>> begin

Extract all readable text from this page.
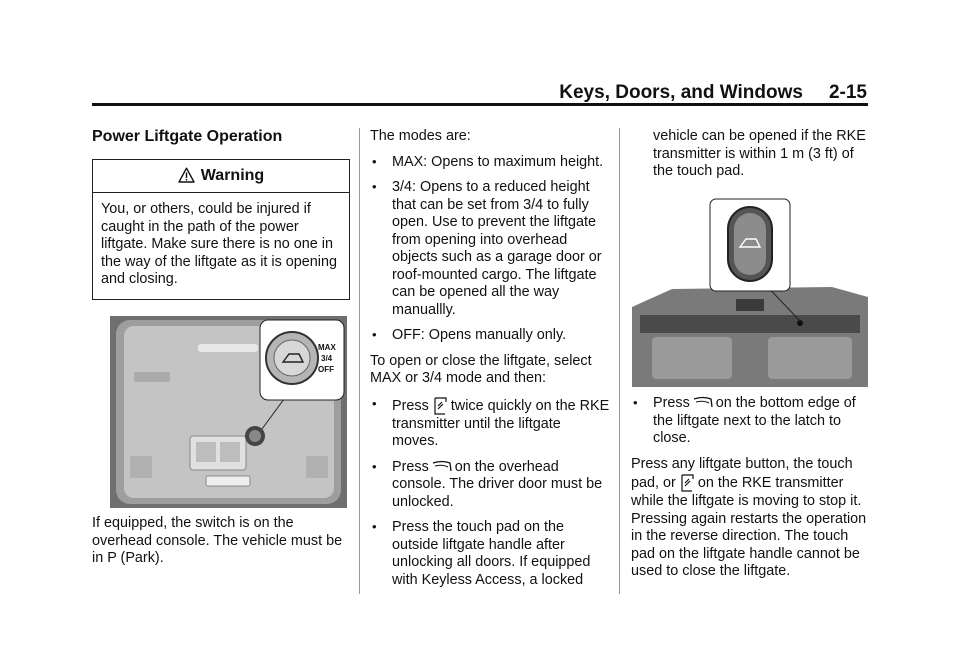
Keys, Doors, and Windows 2-15
Power Liftgate Operation
Warning
You, or others, could be injured if caught in the path of the power liftgate. Make sure there is no one in the way of the liftgate as it is opening and closing.
MAX
3/4
OFF
If equipped, the switch is on the overhead console. The vehicle must be in P (Park).

The modes are:

• MAX: Opens to maximum height.
• 3/4: Opens to a reduced height that can be set from 3/4 to fully open. Use to prevent the liftgate from opening into overhead objects such as a garage door or roof-mounted cargo. The liftgate can be opened all the way manuallly.
• OFF: Opens manually only.

To open or close the liftgate, select MAX or 3/4 mode and then:

• Press twice quickly on the RKE transmitter until the liftgate moves.
• Press on the overhead console. The driver door must be unlocked.
• Press the touch pad on the outside liftgate handle after unlocking all doors. If equipped with Keyless Access, a locked
vehicle can be opened if the RKE transmitter is within 1 m (3 ft) of the touch pad.
• Press on the bottom edge of the liftgate next to the latch to close.

Press any liftgate button, the touch pad, or on the RKE transmitter while the liftgate is moving to stop it. Pressing again restarts the operation in the reverse direction. The touch pad on the liftgate handle cannot be used to close the liftgate.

>> end

» **Written instruction**: Identify each line in the records above that contains the word "transmitter", and copy it out in full.

» **Output**:
• Press twice quickly on the RKE transmitter until the liftgate moves.
vehicle can be opened if the RKE transmitter is within 1 m (3 ft) of the touch pad.
Press any liftgate button, the touch pad, or on the RKE transmitter while the liftgate is moving to stop it. Pressing again restarts the operation in the reverse direction. The touch pad on the liftgate handle cannot be used to close the liftgate.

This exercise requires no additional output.